*Saved entries*:
******************************

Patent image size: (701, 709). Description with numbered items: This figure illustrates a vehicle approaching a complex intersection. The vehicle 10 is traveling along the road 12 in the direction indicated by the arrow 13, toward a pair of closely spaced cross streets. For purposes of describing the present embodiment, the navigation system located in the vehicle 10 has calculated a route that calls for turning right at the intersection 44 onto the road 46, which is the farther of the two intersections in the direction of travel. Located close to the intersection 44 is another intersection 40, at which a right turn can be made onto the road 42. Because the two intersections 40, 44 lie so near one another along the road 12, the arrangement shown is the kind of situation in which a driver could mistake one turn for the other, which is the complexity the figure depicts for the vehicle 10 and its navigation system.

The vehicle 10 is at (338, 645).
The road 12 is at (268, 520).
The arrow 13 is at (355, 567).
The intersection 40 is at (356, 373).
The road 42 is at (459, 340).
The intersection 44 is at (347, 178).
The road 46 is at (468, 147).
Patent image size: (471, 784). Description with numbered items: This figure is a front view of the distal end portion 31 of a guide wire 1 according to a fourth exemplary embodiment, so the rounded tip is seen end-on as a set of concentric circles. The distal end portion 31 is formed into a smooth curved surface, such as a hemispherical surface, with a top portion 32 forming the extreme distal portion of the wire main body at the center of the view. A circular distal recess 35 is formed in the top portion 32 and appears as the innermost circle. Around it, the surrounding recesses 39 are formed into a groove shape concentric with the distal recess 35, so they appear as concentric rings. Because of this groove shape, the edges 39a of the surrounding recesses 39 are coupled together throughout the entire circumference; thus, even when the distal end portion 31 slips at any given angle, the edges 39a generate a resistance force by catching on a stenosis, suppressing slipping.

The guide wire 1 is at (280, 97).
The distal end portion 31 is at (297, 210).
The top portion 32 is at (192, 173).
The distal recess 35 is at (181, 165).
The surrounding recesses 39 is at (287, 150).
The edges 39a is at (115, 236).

******************************

*Task goal*: Reproduce every line of the rows above, word for word and in the same order.

*Answer to the exercise*:
Patent image size: (701, 709). Description with numbered items: This figure illustrates a vehicle approaching a complex intersection. The vehicle 10 is traveling along the road 12 in the direction indicated by the arrow 13, toward a pair of closely spaced cross streets. For purposes of describing the present embodiment, the navigation system located in the vehicle 10 has calculated a route that calls for turning right at the intersection 44 onto the road 46, which is the farther of the two intersections in the direction of travel. Located close to the intersection 44 is another intersection 40, at which a right turn can be made onto the road 42. Because the two intersections 40, 44 lie so near one another along the road 12, the arrangement shown is the kind of situation in which a driver could mistake one turn for the other, which is the complexity the figure depicts for the vehicle 10 and its navigation system.

The vehicle 10 is at (338, 645).
The road 12 is at (268, 520).
The arrow 13 is at (355, 567).
The intersection 40 is at (356, 373).
The road 42 is at (459, 340).
The intersection 44 is at (347, 178).
The road 46 is at (468, 147).
Patent image size: (471, 784). Description with numbered items: This figure is a front view of the distal end portion 31 of a guide wire 1 according to a fourth exemplary embodiment, so the rounded tip is seen end-on as a set of concentric circles. The distal end portion 31 is formed into a smooth curved surface, such as a hemispherical surface, with a top portion 32 forming the extreme distal portion of the wire main body at the center of the view. A circular distal recess 35 is formed in the top portion 32 and appears as the innermost circle. Around it, the surrounding recesses 39 are formed into a groove shape concentric with the distal recess 35, so they appear as concentric rings. Because of this groove shape, the edges 39a of the surrounding recesses 39 are coupled together throughout the entire circumference; thus, even when the distal end portion 31 slips at any given angle, the edges 39a generate a resistance force by catching on a stenosis, suppressing slipping.

The guide wire 1 is at (280, 97).
The distal end portion 31 is at (297, 210).
The top portion 32 is at (192, 173).
The distal recess 35 is at (181, 165).
The surrounding recesses 39 is at (287, 150).
The edges 39a is at (115, 236).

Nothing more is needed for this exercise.